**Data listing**
* Begin *

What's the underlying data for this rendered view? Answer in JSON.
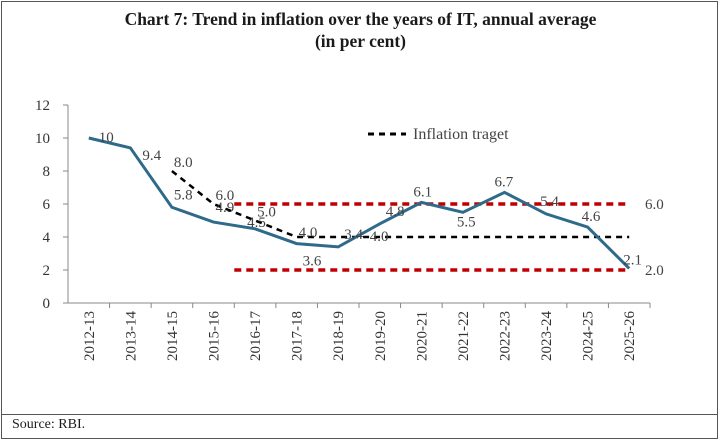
{
  "title_line1": "Chart 7: Trend in inflation over the years of IT, annual average",
  "title_line2": "(in per cent)",
  "source": "Source: RBI.",
  "colors": {
    "inflation": "#2e6a8a",
    "target": "#000000",
    "band": "#c00000"
  },
  "chart_data": {
    "type": "line",
    "title": "Chart 7: Trend in inflation over the years of IT, annual average (in per cent)",
    "xlabel": "",
    "ylabel": "",
    "ylim": [
      0,
      12
    ],
    "yticks": [
      0,
      2,
      4,
      6,
      8,
      10,
      12
    ],
    "grid": false,
    "legend_position": "top-right",
    "categories": [
      "2012-13",
      "2013-14",
      "2014-15",
      "2015-16",
      "2016-17",
      "2017-18",
      "2018-19",
      "2019-20",
      "2020-21",
      "2021-22",
      "2022-23",
      "2023-24",
      "2024-25",
      "2025-26"
    ],
    "series": [
      {
        "values": [
          10,
          9.4,
          5.8,
          4.9,
          4.5,
          3.6,
          3.4,
          4.8,
          6.1,
          5.5,
          6.7,
          5.4,
          4.6,
          2.1
        ],
        "labels": [
          "10",
          "9.4",
          "5.8",
          "4.9",
          "4.5",
          "3.6",
          "3.4",
          "4.8",
          "6.1",
          "5.5",
          "6.7",
          "5.4",
          "4.6",
          "2.1"
        ]
      },
      {
        "name": "Inflation traget",
        "values": [
          null,
          null,
          8.0,
          6.0,
          5.0,
          4.0,
          4.0,
          4.0,
          4.0,
          4.0,
          4.0,
          4.0,
          4.0,
          4.0
        ],
        "labels": [
          "8.0",
          "6.0",
          "5.0",
          "4.0",
          "4.0"
        ]
      },
      {
        "values": [
          null,
          null,
          null,
          null,
          6.0,
          6.0,
          6.0,
          6.0,
          6.0,
          6.0,
          6.0,
          6.0,
          6.0,
          6.0
        ],
        "labels": [
          "6.0"
        ]
      },
      {
        "values": [
          null,
          null,
          null,
          null,
          2.0,
          2.0,
          2.0,
          2.0,
          2.0,
          2.0,
          2.0,
          2.0,
          2.0,
          2.0
        ],
        "labels": [
          "2.0"
        ]
      }
    ]
  }
}
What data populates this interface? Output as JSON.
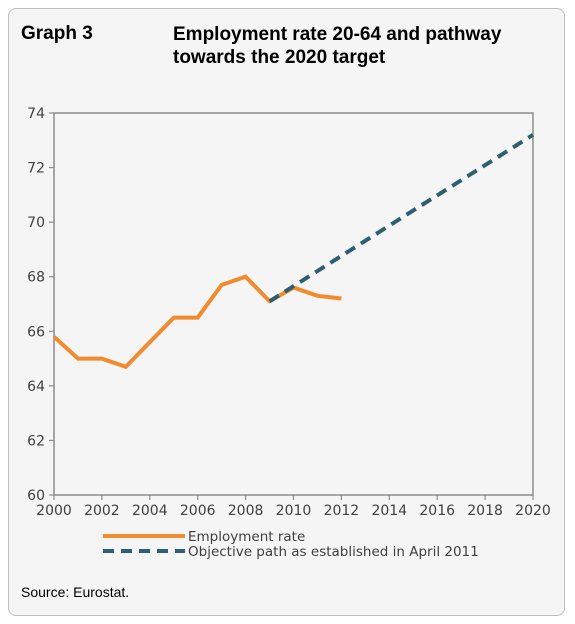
{
  "header": {
    "graph_label": "Graph 3",
    "title": "Employment rate 20-64 and pathway towards the 2020 target"
  },
  "source": "Source: Eurostat.",
  "colors": {
    "employment": "#f28a2e",
    "objective": "#2d5f73",
    "axis": "#8c8c8c",
    "text": "#404040"
  },
  "chart_data": {
    "type": "line",
    "title": "Employment rate 20-64 and pathway towards the 2020 target",
    "xlabel": "",
    "ylabel": "",
    "xlim": [
      2000,
      2020
    ],
    "ylim": [
      60,
      74
    ],
    "x_ticks": [
      "2000",
      "2002",
      "2004",
      "2006",
      "2008",
      "2010",
      "2012",
      "2014",
      "2016",
      "2018",
      "2020"
    ],
    "y_ticks": [
      "60",
      "62",
      "64",
      "66",
      "68",
      "70",
      "72",
      "74"
    ],
    "grid": false,
    "legend_position": "bottom",
    "series": [
      {
        "name": "Employment rate",
        "style": "solid",
        "x": [
          2000,
          2001,
          2002,
          2003,
          2004,
          2005,
          2006,
          2007,
          2008,
          2009,
          2010,
          2011,
          2012
        ],
        "values": [
          65.8,
          65.0,
          65.0,
          64.7,
          65.6,
          66.5,
          66.5,
          67.7,
          68.0,
          67.1,
          67.6,
          67.3,
          67.2
        ]
      },
      {
        "name": "Objective path as established in April 2011",
        "style": "dashed",
        "x": [
          2009,
          2020
        ],
        "values": [
          67.1,
          73.2
        ]
      }
    ]
  }
}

* End *

**Set exercise**
Write out all the records again, exactly, minus any pictures.

**In response**
What's the underlying data for this rendered view? Answer in JSON.
{
  "title_line1": "Chart 7: Trend in inflation over the years of IT, annual average",
  "title_line2": "(in per cent)",
  "source": "Source: RBI.",
  "colors": {
    "inflation": "#2e6a8a",
    "target": "#000000",
    "band": "#c00000"
  },
  "chart_data": {
    "type": "line",
    "title": "Chart 7: Trend in inflation over the years of IT, annual average (in per cent)",
    "xlabel": "",
    "ylabel": "",
    "ylim": [
      0,
      12
    ],
    "yticks": [
      0,
      2,
      4,
      6,
      8,
      10,
      12
    ],
    "grid": false,
    "legend_position": "top-right",
    "categories": [
      "2012-13",
      "2013-14",
      "2014-15",
      "2015-16",
      "2016-17",
      "2017-18",
      "2018-19",
      "2019-20",
      "2020-21",
      "2021-22",
      "2022-23",
      "2023-24",
      "2024-25",
      "2025-26"
    ],
    "series": [
      {
        "values": [
          10,
          9.4,
          5.8,
          4.9,
          4.5,
          3.6,
          3.4,
          4.8,
          6.1,
          5.5,
          6.7,
          5.4,
          4.6,
          2.1
        ],
        "labels": [
          "10",
          "9.4",
          "5.8",
          "4.9",
          "4.5",
          "3.6",
          "3.4",
          "4.8",
          "6.1",
          "5.5",
          "6.7",
          "5.4",
          "4.6",
          "2.1"
        ]
      },
      {
        "name": "Inflation traget",
        "values": [
          null,
          null,
          8.0,
          6.0,
          5.0,
          4.0,
          4.0,
          4.0,
          4.0,
          4.0,
          4.0,
          4.0,
          4.0,
          4.0
        ],
        "labels": [
          "8.0",
          "6.0",
          "5.0",
          "4.0",
          "4.0"
        ]
      },
      {
        "values": [
          null,
          null,
          null,
          null,
          6.0,
          6.0,
          6.0,
          6.0,
          6.0,
          6.0,
          6.0,
          6.0,
          6.0,
          6.0
        ],
        "labels": [
          "6.0"
        ]
      },
      {
        "values": [
          null,
          null,
          null,
          null,
          2.0,
          2.0,
          2.0,
          2.0,
          2.0,
          2.0,
          2.0,
          2.0,
          2.0,
          2.0
        ],
        "labels": [
          "2.0"
        ]
      }
    ]
  }
}
What data populates this interface? Output as JSON.
{
  "header": {
    "graph_label": "Graph 3",
    "title": "Employment rate 20-64 and pathway towards the 2020 target"
  },
  "source": "Source: Eurostat.",
  "colors": {
    "employment": "#f28a2e",
    "objective": "#2d5f73",
    "axis": "#8c8c8c",
    "text": "#404040"
  },
  "chart_data": {
    "type": "line",
    "title": "Employment rate 20-64 and pathway towards the 2020 target",
    "xlabel": "",
    "ylabel": "",
    "xlim": [
      2000,
      2020
    ],
    "ylim": [
      60,
      74
    ],
    "x_ticks": [
      "2000",
      "2002",
      "2004",
      "2006",
      "2008",
      "2010",
      "2012",
      "2014",
      "2016",
      "2018",
      "2020"
    ],
    "y_ticks": [
      "60",
      "62",
      "64",
      "66",
      "68",
      "70",
      "72",
      "74"
    ],
    "grid": false,
    "legend_position": "bottom",
    "series": [
      {
        "name": "Employment rate",
        "style": "solid",
        "x": [
          2000,
          2001,
          2002,
          2003,
          2004,
          2005,
          2006,
          2007,
          2008,
          2009,
          2010,
          2011,
          2012
        ],
        "values": [
          65.8,
          65.0,
          65.0,
          64.7,
          65.6,
          66.5,
          66.5,
          67.7,
          68.0,
          67.1,
          67.6,
          67.3,
          67.2
        ]
      },
      {
        "name": "Objective path as established in April 2011",
        "style": "dashed",
        "x": [
          2009,
          2020
        ],
        "values": [
          67.1,
          73.2
        ]
      }
    ]
  }
}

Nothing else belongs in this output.